### TASK PROMPT
Could you copy all of the lines below word for word, leaving out the pictures?

··· RECORDS SHOWN ···

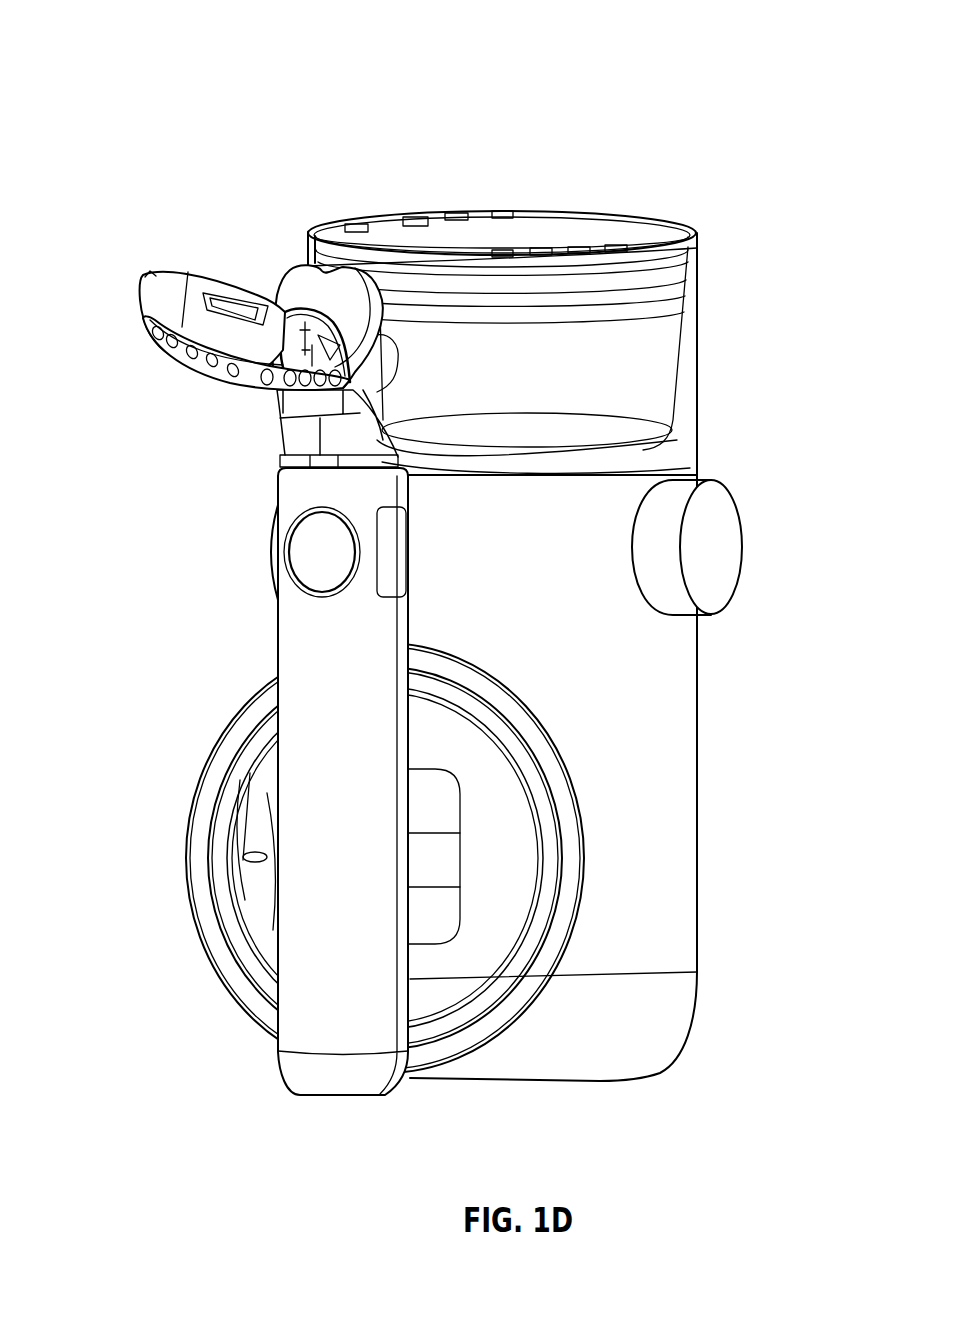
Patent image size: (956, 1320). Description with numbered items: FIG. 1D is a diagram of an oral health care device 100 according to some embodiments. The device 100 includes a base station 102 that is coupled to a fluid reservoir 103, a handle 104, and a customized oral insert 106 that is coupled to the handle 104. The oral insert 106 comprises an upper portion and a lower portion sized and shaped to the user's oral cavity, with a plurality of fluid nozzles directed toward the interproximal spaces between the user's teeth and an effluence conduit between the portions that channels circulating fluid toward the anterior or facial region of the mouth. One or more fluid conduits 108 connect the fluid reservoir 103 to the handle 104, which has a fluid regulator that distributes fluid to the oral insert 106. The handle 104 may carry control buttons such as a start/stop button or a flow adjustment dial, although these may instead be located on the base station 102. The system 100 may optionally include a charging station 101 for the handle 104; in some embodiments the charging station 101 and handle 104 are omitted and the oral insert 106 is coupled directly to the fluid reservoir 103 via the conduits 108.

The oral health care device 100 is at (215, 78).
The charging station 101 is at (475, 910).
The base station 102 is at (772, 291).
The fluid reservoir 103 is at (700, 430).
The handle 104 is at (365, 796).
The oral insert 106 is at (148, 248).
The fluid conduits 108 is at (160, 826).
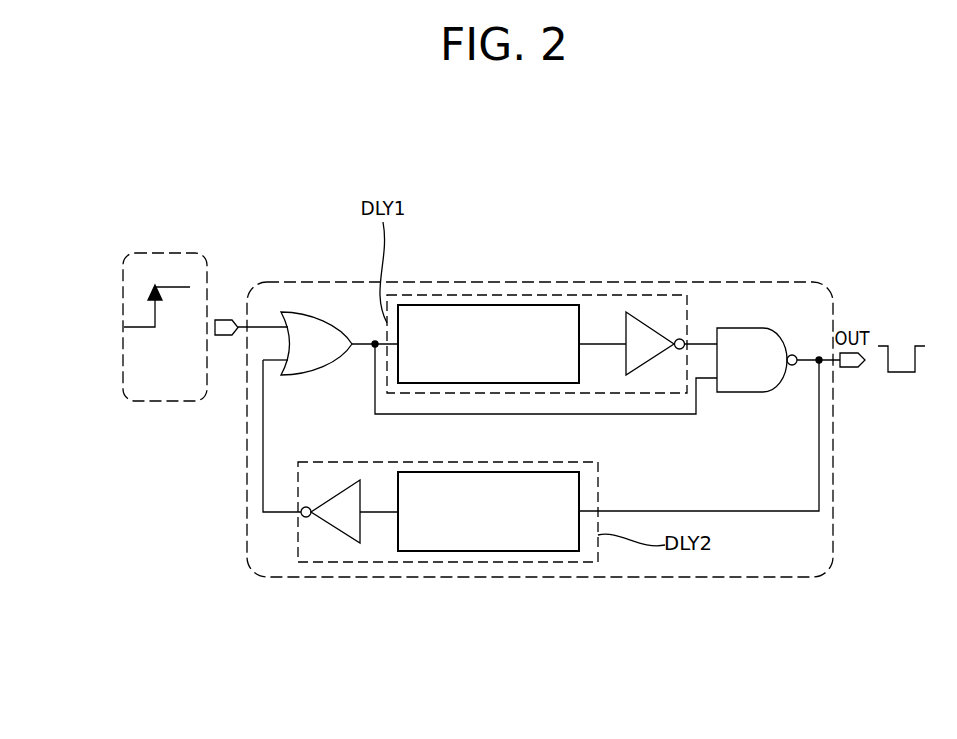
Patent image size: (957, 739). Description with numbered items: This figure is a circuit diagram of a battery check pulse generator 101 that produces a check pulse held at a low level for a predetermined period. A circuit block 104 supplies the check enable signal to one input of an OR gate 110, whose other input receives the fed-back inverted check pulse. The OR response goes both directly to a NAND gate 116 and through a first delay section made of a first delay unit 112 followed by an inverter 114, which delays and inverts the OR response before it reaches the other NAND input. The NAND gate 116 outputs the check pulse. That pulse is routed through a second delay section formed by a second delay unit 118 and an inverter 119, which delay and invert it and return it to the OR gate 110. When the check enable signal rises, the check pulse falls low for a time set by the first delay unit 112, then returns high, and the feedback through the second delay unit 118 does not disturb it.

The battery check pulse generator 101 is at (695, 282).
The circuit block 104 is at (165, 253).
The OR gate 110 is at (310, 312).
The first delay unit 112 is at (520, 305).
The inverter 114 is at (648, 318).
The NAND gate 116 is at (755, 328).
The second delay unit 118 is at (580, 487).
The inverter 119 is at (330, 492).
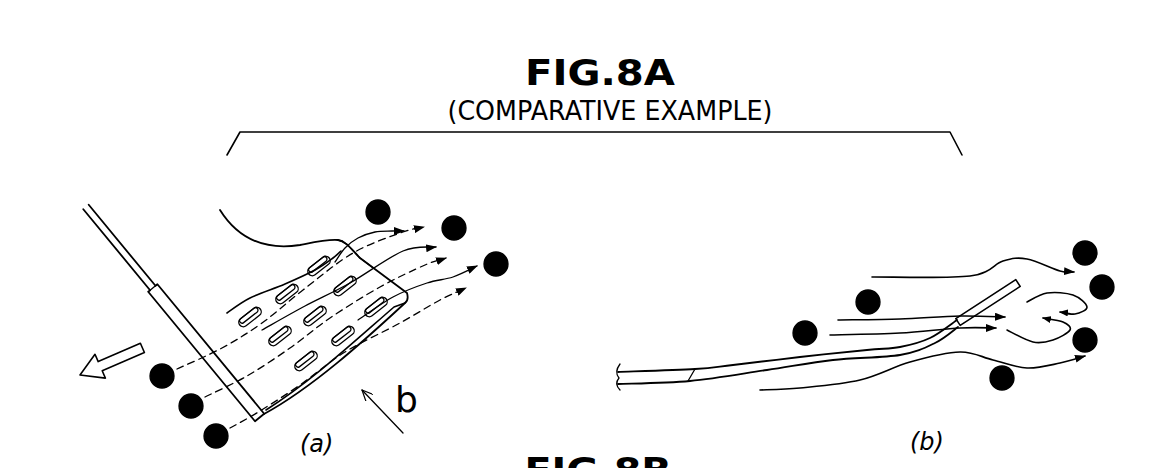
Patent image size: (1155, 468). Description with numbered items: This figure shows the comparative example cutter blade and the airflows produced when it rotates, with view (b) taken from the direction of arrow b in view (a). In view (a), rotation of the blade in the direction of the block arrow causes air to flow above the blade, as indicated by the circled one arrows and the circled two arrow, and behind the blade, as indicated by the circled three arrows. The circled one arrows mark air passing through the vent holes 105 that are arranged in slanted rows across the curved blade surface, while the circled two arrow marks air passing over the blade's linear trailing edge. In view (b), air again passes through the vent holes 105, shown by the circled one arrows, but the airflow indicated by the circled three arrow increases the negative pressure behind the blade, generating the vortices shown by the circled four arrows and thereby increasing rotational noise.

The vent holes 105 is at (316, 261).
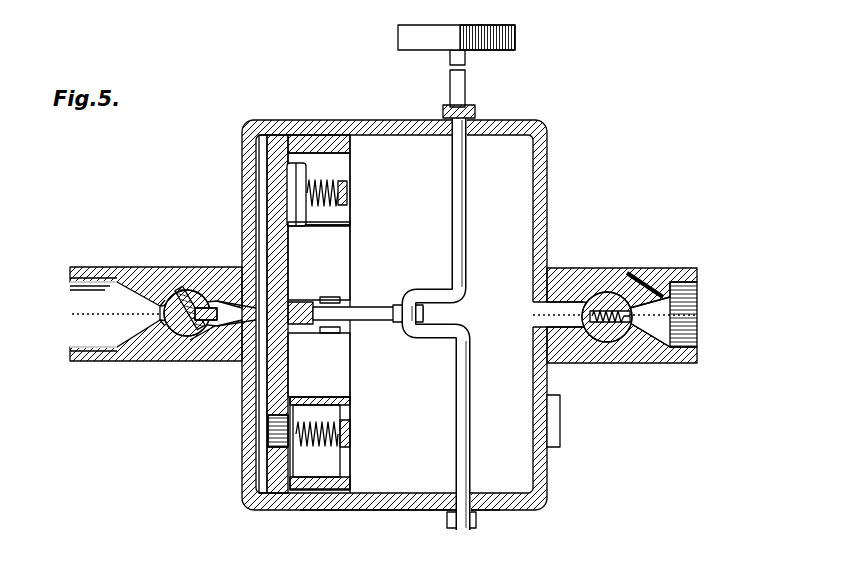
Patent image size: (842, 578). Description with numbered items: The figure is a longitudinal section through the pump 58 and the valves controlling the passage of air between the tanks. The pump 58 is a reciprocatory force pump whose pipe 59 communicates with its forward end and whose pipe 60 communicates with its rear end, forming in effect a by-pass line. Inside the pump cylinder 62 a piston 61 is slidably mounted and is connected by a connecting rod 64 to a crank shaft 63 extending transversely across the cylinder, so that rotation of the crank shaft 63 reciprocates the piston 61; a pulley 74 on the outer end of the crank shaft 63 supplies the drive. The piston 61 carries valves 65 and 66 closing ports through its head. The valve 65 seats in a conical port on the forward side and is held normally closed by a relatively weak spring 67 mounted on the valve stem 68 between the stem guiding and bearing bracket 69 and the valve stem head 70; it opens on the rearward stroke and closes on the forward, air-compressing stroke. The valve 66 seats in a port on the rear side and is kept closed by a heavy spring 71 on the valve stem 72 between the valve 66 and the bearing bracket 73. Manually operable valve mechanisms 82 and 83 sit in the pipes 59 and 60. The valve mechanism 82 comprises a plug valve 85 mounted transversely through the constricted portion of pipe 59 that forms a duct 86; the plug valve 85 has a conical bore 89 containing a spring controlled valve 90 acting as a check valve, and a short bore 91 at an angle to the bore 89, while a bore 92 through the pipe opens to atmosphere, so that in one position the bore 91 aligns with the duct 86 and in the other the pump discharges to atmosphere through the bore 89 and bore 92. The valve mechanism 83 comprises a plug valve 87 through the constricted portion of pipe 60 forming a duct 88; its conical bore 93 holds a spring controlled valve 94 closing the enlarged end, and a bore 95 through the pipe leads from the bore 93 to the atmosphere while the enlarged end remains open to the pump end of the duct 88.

The pump 58 is at (551, 212).
The pipe 59 is at (83, 267).
The pipe 60 is at (697, 282).
The piston 61 is at (285, 277).
The pump cylinder 62 is at (389, 508).
The crank shaft 63 is at (466, 345).
The connecting rod 64 is at (362, 306).
The valve 65 is at (262, 185).
The valve 66 is at (282, 432).
The spring 67 is at (316, 186).
The valve stem 68 is at (345, 190).
The stem guiding and bearing bracket 69 is at (308, 225).
The valve stem head 70 is at (347, 200).
The heavy spring 71 is at (322, 423).
The valve stem 72 is at (305, 440).
The bearing bracket 73 is at (350, 465).
The pulley 74 is at (515, 36).
The valve mechanism 82 is at (178, 340).
The valve mechanism 83 is at (613, 345).
The plug valve 85 is at (198, 306).
The duct 86 is at (226, 357).
The plug valve 87 is at (608, 292).
The duct 88 is at (556, 310).
The conical bore 89 is at (200, 362).
The spring controlled valve 90 is at (170, 292).
The short bore 91 is at (203, 292).
The bore 92 is at (163, 305).
The conical bore 93 is at (606, 330).
The spring controlled valve 94 is at (580, 345).
The bore 95 is at (655, 280).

···

### TASK RESPONSE
Patent image size: (956, 1320). Description with numbered items: FIG. 1D is a diagram of an oral health care device 100 according to some embodiments. The device 100 includes a base station 102 that is coupled to a fluid reservoir 103, a handle 104, and a customized oral insert 106 that is coupled to the handle 104. The oral insert 106 comprises an upper portion and a lower portion sized and shaped to the user's oral cavity, with a plurality of fluid nozzles directed toward the interproximal spaces between the user's teeth and an effluence conduit between the portions that channels circulating fluid toward the anterior or facial region of the mouth. One or more fluid conduits 108 connect the fluid reservoir 103 to the handle 104, which has a fluid regulator that distributes fluid to the oral insert 106. The handle 104 may carry control buttons such as a start/stop button or a flow adjustment dial, although these may instead be located on the base station 102. The system 100 may optionally include a charging station 101 for the handle 104; in some embodiments the charging station 101 and handle 104 are omitted and the oral insert 106 is coupled directly to the fluid reservoir 103 via the conduits 108.

The oral health care device 100 is at (215, 78).
The charging station 101 is at (475, 910).
The base station 102 is at (772, 291).
The fluid reservoir 103 is at (700, 430).
The handle 104 is at (365, 796).
The oral insert 106 is at (148, 248).
The fluid conduits 108 is at (160, 826).
Patent image size: (957, 739). Description with numbered items: This figure is a circuit diagram of a battery check pulse generator 101 that produces a check pulse held at a low level for a predetermined period. A circuit block 104 supplies the check enable signal to one input of an OR gate 110, whose other input receives the fed-back inverted check pulse. The OR response goes both directly to a NAND gate 116 and through a first delay section made of a first delay unit 112 followed by an inverter 114, which delays and inverts the OR response before it reaches the other NAND input. The NAND gate 116 outputs the check pulse. That pulse is routed through a second delay section formed by a second delay unit 118 and an inverter 119, which delay and invert it and return it to the OR gate 110. When the check enable signal rises, the check pulse falls low for a time set by the first delay unit 112, then returns high, and the feedback through the second delay unit 118 does not disturb it.

The battery check pulse generator 101 is at (695, 282).
The circuit block 104 is at (165, 253).
The OR gate 110 is at (310, 312).
The first delay unit 112 is at (520, 305).
The inverter 114 is at (648, 318).
The NAND gate 116 is at (755, 328).
The second delay unit 118 is at (580, 487).
The inverter 119 is at (330, 492).
Patent image size: (1155, 468). Description with numbered items: This figure shows the comparative example cutter blade and the airflows produced when it rotates, with view (b) taken from the direction of arrow b in view (a). In view (a), rotation of the blade in the direction of the block arrow causes air to flow above the blade, as indicated by the circled one arrows and the circled two arrow, and behind the blade, as indicated by the circled three arrows. The circled one arrows mark air passing through the vent holes 105 that are arranged in slanted rows across the curved blade surface, while the circled two arrow marks air passing over the blade's linear trailing edge. In view (b), air again passes through the vent holes 105, shown by the circled one arrows, but the airflow indicated by the circled three arrow increases the negative pressure behind the blade, generating the vortices shown by the circled four arrows and thereby increasing rotational noise.

The vent holes 105 is at (316, 261).
Patent image size: (842, 578). Description with numbered items: The figure is a longitudinal section through the pump 58 and the valves controlling the passage of air between the tanks. The pump 58 is a reciprocatory force pump whose pipe 59 communicates with its forward end and whose pipe 60 communicates with its rear end, forming in effect a by-pass line. Inside the pump cylinder 62 a piston 61 is slidably mounted and is connected by a connecting rod 64 to a crank shaft 63 extending transversely across the cylinder, so that rotation of the crank shaft 63 reciprocates the piston 61; a pulley 74 on the outer end of the crank shaft 63 supplies the drive. The piston 61 carries valves 65 and 66 closing ports through its head. The valve 65 seats in a conical port on the forward side and is held normally closed by a relatively weak spring 67 mounted on the valve stem 68 between the stem guiding and bearing bracket 69 and the valve stem head 70; it opens on the rearward stroke and closes on the forward, air-compressing stroke. The valve 66 seats in a port on the rear side and is kept closed by a heavy spring 71 on the valve stem 72 between the valve 66 and the bearing bracket 73. Manually operable valve mechanisms 82 and 83 sit in the pipes 59 and 60. The valve mechanism 82 comprises a plug valve 85 mounted transversely through the constricted portion of pipe 59 that forms a duct 86; the plug valve 85 has a conical bore 89 containing a spring controlled valve 90 acting as a check valve, and a short bore 91 at an angle to the bore 89, while a bore 92 through the pipe opens to atmosphere, so that in one position the bore 91 aligns with the duct 86 and in the other the pump discharges to atmosphere through the bore 89 and bore 92. The valve mechanism 83 comprises a plug valve 87 through the constricted portion of pipe 60 forming a duct 88; its conical bore 93 holds a spring controlled valve 94 closing the enlarged end, and a bore 95 through the pipe leads from the bore 93 to the atmosphere while the enlarged end remains open to the pump end of the duct 88.

The pump 58 is at (551, 212).
The pipe 59 is at (83, 267).
The pipe 60 is at (697, 282).
The piston 61 is at (285, 277).
The pump cylinder 62 is at (389, 508).
The crank shaft 63 is at (466, 345).
The connecting rod 64 is at (362, 306).
The valve 65 is at (262, 185).
The valve 66 is at (282, 432).
The spring 67 is at (316, 186).
The valve stem 68 is at (345, 190).
The stem guiding and bearing bracket 69 is at (308, 225).
The valve stem head 70 is at (347, 200).
The heavy spring 71 is at (322, 423).
The valve stem 72 is at (305, 440).
The bearing bracket 73 is at (350, 465).
The pulley 74 is at (515, 36).
The valve mechanism 82 is at (178, 340).
The valve mechanism 83 is at (613, 345).
The plug valve 85 is at (198, 306).
The duct 86 is at (226, 357).
The plug valve 87 is at (608, 292).
The duct 88 is at (556, 310).
The conical bore 89 is at (200, 362).
The spring controlled valve 90 is at (170, 292).
The short bore 91 is at (203, 292).
The bore 92 is at (163, 305).
The conical bore 93 is at (606, 330).
The spring controlled valve 94 is at (580, 345).
The bore 95 is at (655, 280).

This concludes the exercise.